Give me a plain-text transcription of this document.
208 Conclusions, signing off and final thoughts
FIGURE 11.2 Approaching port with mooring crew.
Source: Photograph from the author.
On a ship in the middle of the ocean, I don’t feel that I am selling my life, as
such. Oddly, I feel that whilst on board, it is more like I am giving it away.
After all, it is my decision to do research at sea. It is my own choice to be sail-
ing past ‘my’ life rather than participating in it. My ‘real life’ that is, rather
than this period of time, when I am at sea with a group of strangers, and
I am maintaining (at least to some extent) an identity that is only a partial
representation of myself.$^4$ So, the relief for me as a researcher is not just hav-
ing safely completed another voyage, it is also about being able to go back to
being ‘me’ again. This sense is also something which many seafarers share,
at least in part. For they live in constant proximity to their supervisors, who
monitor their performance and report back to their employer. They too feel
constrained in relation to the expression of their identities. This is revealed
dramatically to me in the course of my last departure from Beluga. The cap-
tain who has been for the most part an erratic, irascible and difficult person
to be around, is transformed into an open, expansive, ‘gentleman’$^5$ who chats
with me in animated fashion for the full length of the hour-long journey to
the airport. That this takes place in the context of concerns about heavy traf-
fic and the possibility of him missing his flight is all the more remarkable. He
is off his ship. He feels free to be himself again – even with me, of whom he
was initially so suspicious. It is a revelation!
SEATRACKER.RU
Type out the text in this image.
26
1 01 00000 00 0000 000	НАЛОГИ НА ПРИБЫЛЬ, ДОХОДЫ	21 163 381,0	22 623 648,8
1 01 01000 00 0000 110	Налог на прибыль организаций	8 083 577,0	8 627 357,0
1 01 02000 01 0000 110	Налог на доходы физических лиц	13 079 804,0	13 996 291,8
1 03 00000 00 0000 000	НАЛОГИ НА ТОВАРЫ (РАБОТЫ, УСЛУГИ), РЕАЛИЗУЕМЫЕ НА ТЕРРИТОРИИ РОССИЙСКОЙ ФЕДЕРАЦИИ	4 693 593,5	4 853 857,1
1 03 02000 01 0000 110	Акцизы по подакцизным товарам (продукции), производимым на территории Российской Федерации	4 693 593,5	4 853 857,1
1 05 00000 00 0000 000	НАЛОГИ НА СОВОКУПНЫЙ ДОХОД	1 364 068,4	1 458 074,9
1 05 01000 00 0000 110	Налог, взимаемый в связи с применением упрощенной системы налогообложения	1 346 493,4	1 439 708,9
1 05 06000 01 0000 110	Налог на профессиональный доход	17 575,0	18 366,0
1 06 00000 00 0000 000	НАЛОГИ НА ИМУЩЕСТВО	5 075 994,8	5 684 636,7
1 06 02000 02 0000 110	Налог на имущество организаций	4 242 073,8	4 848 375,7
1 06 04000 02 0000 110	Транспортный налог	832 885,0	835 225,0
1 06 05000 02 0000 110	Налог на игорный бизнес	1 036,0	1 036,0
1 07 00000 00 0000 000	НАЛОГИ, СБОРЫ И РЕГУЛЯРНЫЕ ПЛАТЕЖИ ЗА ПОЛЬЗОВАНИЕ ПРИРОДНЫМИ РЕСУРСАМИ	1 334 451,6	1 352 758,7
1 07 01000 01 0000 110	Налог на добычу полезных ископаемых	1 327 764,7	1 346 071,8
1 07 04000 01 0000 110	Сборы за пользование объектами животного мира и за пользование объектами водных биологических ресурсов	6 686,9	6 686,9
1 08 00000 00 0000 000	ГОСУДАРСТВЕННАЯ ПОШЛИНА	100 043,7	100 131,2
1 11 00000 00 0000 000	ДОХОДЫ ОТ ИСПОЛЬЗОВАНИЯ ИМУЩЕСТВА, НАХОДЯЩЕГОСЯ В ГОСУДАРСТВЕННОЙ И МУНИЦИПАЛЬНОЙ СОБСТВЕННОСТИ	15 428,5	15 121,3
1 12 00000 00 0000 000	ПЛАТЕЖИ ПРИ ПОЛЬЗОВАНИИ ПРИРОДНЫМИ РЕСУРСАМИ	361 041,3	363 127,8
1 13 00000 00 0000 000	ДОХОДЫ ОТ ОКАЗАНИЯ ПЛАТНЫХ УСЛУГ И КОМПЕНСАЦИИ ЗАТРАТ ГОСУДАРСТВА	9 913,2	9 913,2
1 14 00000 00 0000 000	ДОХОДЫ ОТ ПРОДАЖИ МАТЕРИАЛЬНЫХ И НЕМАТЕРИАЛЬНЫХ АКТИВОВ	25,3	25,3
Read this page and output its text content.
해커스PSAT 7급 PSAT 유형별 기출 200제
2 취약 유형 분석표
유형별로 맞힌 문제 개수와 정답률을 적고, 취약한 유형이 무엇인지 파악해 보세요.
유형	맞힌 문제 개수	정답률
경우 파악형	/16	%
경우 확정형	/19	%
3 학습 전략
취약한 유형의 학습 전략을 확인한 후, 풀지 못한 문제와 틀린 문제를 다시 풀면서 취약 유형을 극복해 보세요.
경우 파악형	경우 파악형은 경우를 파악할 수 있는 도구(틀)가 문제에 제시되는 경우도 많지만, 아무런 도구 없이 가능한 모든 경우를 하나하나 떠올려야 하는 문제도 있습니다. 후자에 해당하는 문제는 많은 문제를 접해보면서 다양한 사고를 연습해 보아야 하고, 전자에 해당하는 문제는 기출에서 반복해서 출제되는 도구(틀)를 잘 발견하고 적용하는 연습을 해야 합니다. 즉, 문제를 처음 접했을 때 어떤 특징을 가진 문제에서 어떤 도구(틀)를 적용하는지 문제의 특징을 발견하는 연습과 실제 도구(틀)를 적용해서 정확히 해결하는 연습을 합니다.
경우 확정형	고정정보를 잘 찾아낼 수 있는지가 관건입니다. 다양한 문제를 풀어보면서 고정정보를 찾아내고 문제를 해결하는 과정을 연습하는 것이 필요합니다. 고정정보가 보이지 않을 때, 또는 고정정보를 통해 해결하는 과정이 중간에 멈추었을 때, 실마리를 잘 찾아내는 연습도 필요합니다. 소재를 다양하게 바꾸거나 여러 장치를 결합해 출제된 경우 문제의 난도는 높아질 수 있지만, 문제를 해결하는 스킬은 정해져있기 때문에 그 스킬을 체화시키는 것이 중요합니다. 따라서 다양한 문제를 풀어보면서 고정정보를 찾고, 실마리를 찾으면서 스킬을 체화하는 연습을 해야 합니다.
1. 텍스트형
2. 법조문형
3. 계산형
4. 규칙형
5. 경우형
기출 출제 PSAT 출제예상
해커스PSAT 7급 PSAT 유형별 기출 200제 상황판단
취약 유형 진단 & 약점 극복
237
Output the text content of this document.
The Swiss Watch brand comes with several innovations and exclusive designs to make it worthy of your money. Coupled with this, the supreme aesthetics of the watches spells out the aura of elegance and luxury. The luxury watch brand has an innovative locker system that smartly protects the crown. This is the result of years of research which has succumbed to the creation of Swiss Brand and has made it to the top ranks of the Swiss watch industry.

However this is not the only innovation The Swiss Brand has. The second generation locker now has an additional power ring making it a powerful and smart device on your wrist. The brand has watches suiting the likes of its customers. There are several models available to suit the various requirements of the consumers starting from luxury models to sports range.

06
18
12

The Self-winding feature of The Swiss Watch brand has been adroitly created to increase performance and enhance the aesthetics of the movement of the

* * * * *

- **INSTRUCTIONS TO FOLLOW**:
Repeat the entries shown above, every one, word for word.

- **FINAL RESULT**:
Give me a plain-text transcription of this document.
208 Conclusions, signing off and final thoughts
FIGURE 11.2 Approaching port with mooring crew.
Source: Photograph from the author.
On a ship in the middle of the ocean, I don’t feel that I am selling my life, as
such. Oddly, I feel that whilst on board, it is more like I am giving it away.
After all, it is my decision to do research at sea. It is my own choice to be sail-
ing past ‘my’ life rather than participating in it. My ‘real life’ that is, rather
than this period of time, when I am at sea with a group of strangers, and
I am maintaining (at least to some extent) an identity that is only a partial
representation of myself.$^4$ So, the relief for me as a researcher is not just hav-
ing safely completed another voyage, it is also about being able to go back to
being ‘me’ again. This sense is also something which many seafarers share,
at least in part. For they live in constant proximity to their supervisors, who
monitor their performance and report back to their employer. They too feel
constrained in relation to the expression of their identities. This is revealed
dramatically to me in the course of my last departure from Beluga. The cap-
tain who has been for the most part an erratic, irascible and difficult person
to be around, is transformed into an open, expansive, ‘gentleman’$^5$ who chats
with me in animated fashion for the full length of the hour-long journey to
the airport. That this takes place in the context of concerns about heavy traf-
fic and the possibility of him missing his flight is all the more remarkable. He
is off his ship. He feels free to be himself again – even with me, of whom he
was initially so suspicious. It is a revelation!
SEATRACKER.RU
Type out the text in this image.
26
1 01 00000 00 0000 000	НАЛОГИ НА ПРИБЫЛЬ, ДОХОДЫ	21 163 381,0	22 623 648,8
1 01 01000 00 0000 110	Налог на прибыль организаций	8 083 577,0	8 627 357,0
1 01 02000 01 0000 110	Налог на доходы физических лиц	13 079 804,0	13 996 291,8
1 03 00000 00 0000 000	НАЛОГИ НА ТОВАРЫ (РАБОТЫ, УСЛУГИ), РЕАЛИЗУЕМЫЕ НА ТЕРРИТОРИИ РОССИЙСКОЙ ФЕДЕРАЦИИ	4 693 593,5	4 853 857,1
1 03 02000 01 0000 110	Акцизы по подакцизным товарам (продукции), производимым на территории Российской Федерации	4 693 593,5	4 853 857,1
1 05 00000 00 0000 000	НАЛОГИ НА СОВОКУПНЫЙ ДОХОД	1 364 068,4	1 458 074,9
1 05 01000 00 0000 110	Налог, взимаемый в связи с применением упрощенной системы налогообложения	1 346 493,4	1 439 708,9
1 05 06000 01 0000 110	Налог на профессиональный доход	17 575,0	18 366,0
1 06 00000 00 0000 000	НАЛОГИ НА ИМУЩЕСТВО	5 075 994,8	5 684 636,7
1 06 02000 02 0000 110	Налог на имущество организаций	4 242 073,8	4 848 375,7
1 06 04000 02 0000 110	Транспортный налог	832 885,0	835 225,0
1 06 05000 02 0000 110	Налог на игорный бизнес	1 036,0	1 036,0
1 07 00000 00 0000 000	НАЛОГИ, СБОРЫ И РЕГУЛЯРНЫЕ ПЛАТЕЖИ ЗА ПОЛЬЗОВАНИЕ ПРИРОДНЫМИ РЕСУРСАМИ	1 334 451,6	1 352 758,7
1 07 01000 01 0000 110	Налог на добычу полезных ископаемых	1 327 764,7	1 346 071,8
1 07 04000 01 0000 110	Сборы за пользование объектами животного мира и за пользование объектами водных биологических ресурсов	6 686,9	6 686,9
1 08 00000 00 0000 000	ГОСУДАРСТВЕННАЯ ПОШЛИНА	100 043,7	100 131,2
1 11 00000 00 0000 000	ДОХОДЫ ОТ ИСПОЛЬЗОВАНИЯ ИМУЩЕСТВА, НАХОДЯЩЕГОСЯ В ГОСУДАРСТВЕННОЙ И МУНИЦИПАЛЬНОЙ СОБСТВЕННОСТИ	15 428,5	15 121,3
1 12 00000 00 0000 000	ПЛАТЕЖИ ПРИ ПОЛЬЗОВАНИИ ПРИРОДНЫМИ РЕСУРСАМИ	361 041,3	363 127,8
1 13 00000 00 0000 000	ДОХОДЫ ОТ ОКАЗАНИЯ ПЛАТНЫХ УСЛУГ И КОМПЕНСАЦИИ ЗАТРАТ ГОСУДАРСТВА	9 913,2	9 913,2
1 14 00000 00 0000 000	ДОХОДЫ ОТ ПРОДАЖИ МАТЕРИАЛЬНЫХ И НЕМАТЕРИАЛЬНЫХ АКТИВОВ	25,3	25,3
Read this page and output its text content.
해커스PSAT 7급 PSAT 유형별 기출 200제
2 취약 유형 분석표
유형별로 맞힌 문제 개수와 정답률을 적고, 취약한 유형이 무엇인지 파악해 보세요.
유형	맞힌 문제 개수	정답률
경우 파악형	/16	%
경우 확정형	/19	%
3 학습 전략
취약한 유형의 학습 전략을 확인한 후, 풀지 못한 문제와 틀린 문제를 다시 풀면서 취약 유형을 극복해 보세요.
경우 파악형	경우 파악형은 경우를 파악할 수 있는 도구(틀)가 문제에 제시되는 경우도 많지만, 아무런 도구 없이 가능한 모든 경우를 하나하나 떠올려야 하는 문제도 있습니다. 후자에 해당하는 문제는 많은 문제를 접해보면서 다양한 사고를 연습해 보아야 하고, 전자에 해당하는 문제는 기출에서 반복해서 출제되는 도구(틀)를 잘 발견하고 적용하는 연습을 해야 합니다. 즉, 문제를 처음 접했을 때 어떤 특징을 가진 문제에서 어떤 도구(틀)를 적용하는지 문제의 특징을 발견하는 연습과 실제 도구(틀)를 적용해서 정확히 해결하는 연습을 합니다.
경우 확정형	고정정보를 잘 찾아낼 수 있는지가 관건입니다. 다양한 문제를 풀어보면서 고정정보를 찾아내고 문제를 해결하는 과정을 연습하는 것이 필요합니다. 고정정보가 보이지 않을 때, 또는 고정정보를 통해 해결하는 과정이 중간에 멈추었을 때, 실마리를 잘 찾아내는 연습도 필요합니다. 소재를 다양하게 바꾸거나 여러 장치를 결합해 출제된 경우 문제의 난도는 높아질 수 있지만, 문제를 해결하는 스킬은 정해져있기 때문에 그 스킬을 체화시키는 것이 중요합니다. 따라서 다양한 문제를 풀어보면서 고정정보를 찾고, 실마리를 찾으면서 스킬을 체화하는 연습을 해야 합니다.
1. 텍스트형
2. 법조문형
3. 계산형
4. 규칙형
5. 경우형
기출 출제 PSAT 출제예상
해커스PSAT 7급 PSAT 유형별 기출 200제 상황판단
취약 유형 진단 & 약점 극복
237
Output the text content of this document.
The Swiss Watch brand comes with several innovations and exclusive designs to make it worthy of your money. Coupled with this, the supreme aesthetics of the watches spells out the aura of elegance and luxury. The luxury watch brand has an innovative locker system that smartly protects the crown. This is the result of years of research which has succumbed to the creation of Swiss Brand and has made it to the top ranks of the Swiss watch industry.

However this is not the only innovation The Swiss Brand has. The second generation locker now has an additional power ring making it a powerful and smart device on your wrist. The brand has watches suiting the likes of its customers. There are several models available to suit the various requirements of the consumers starting from luxury models to sports range.

06
18
12

The Self-winding feature of The Swiss Watch brand has been adroitly created to increase performance and enhance the aesthetics of the movement of the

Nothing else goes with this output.